[Start Listed records]
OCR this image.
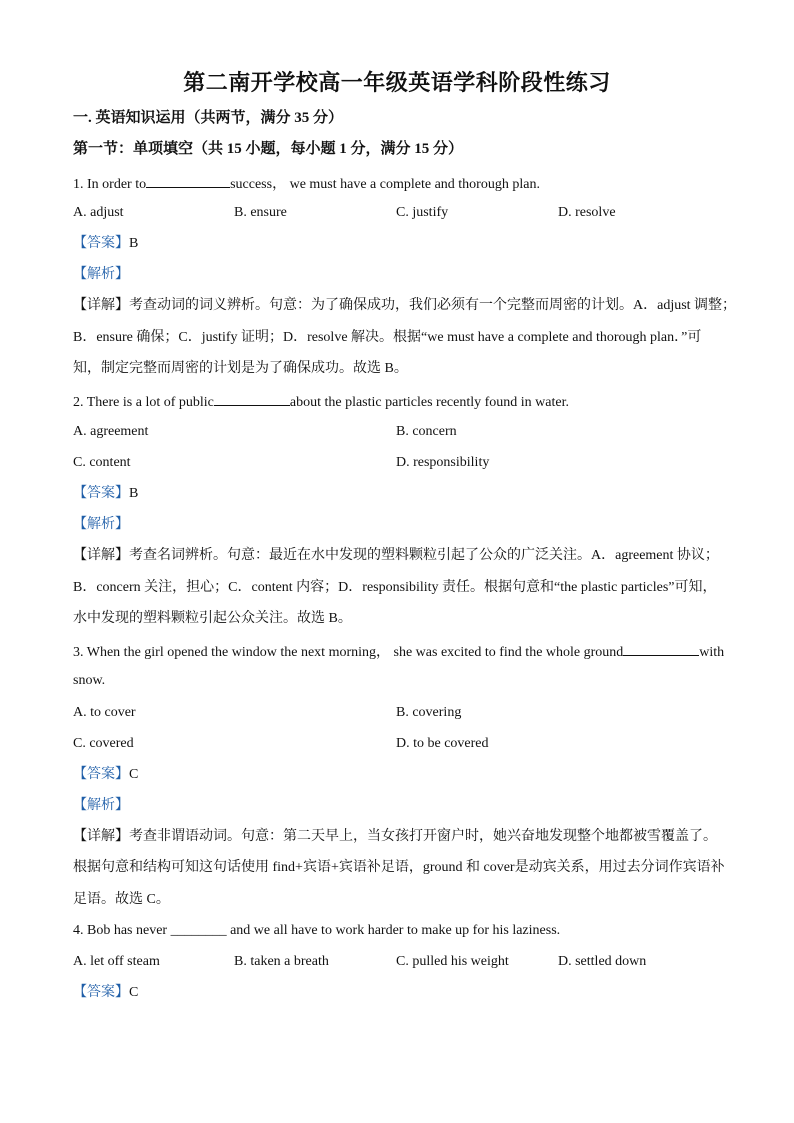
第二南开学校高一年级英语学科阶段性练习
一. 英语知识运用（共两节，满分 35 分）
第一节：单项填空（共 15 小题，每小题 1 分，满分 15 分）
1. In order to	success， we must have a complete and thorough plan.
A. adjust	B. ensure	C. justify	D. resolve
【答案】B
【解析】
【详解】考查动词的词义辨析。句意：为了确保成功，我们必须有一个完整而周密的计划。A．adjust 调整；
B．ensure 确保；C．justify 证明；D．resolve 解决。根据“we must have a complete and thorough plan．”可
知，制定完整而周密的计划是为了确保成功。故选 B。
2. There is a lot of public	about the plastic particles recently found in water.
A. agreement	B. concern
C. content	D. responsibility
【答案】B
【解析】
【详解】考查名词辨析。句意：最近在水中发现的塑料颗粒引起了公众的广泛关注。A．agreement 协议；
B．concern 关注，担心；C．content 内容；D．responsibility 责任。根据句意和“the plastic particles”可知，
水中发现的塑料颗粒引起公众关注。故选 B。
3. When the girl opened the window the next morning， she was excited to find the whole ground	with
snow.
A. to cover	B. covering
C. covered	D. to be covered
【答案】C
【解析】
【详解】考查非谓语动词。句意：第二天早上，当女孩打开窗户时，她兴奋地发现整个地都被雪覆盖了。
根据句意和结构可知这句话使用 find+宾语+宾语补足语，ground 和 cover是动宾关系，用过去分词作宾语补
足语。故选 C。
4. Bob has never ________ and we all have to work harder to make up for his laziness.
A. let off steam	B. taken a breath	C. pulled his weight	D. settled down
【答案】C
[End Listed records]
• [Short exercise]: Filter the records, keeping only lines that contain "resolve", and show those lines.

• [Complete output]:
A. adjust	B. ensure	C. justify	D. resolve
B．ensure 确保；C．justify 证明；D．resolve 解决。根据“we must have a complete and thorough plan．”可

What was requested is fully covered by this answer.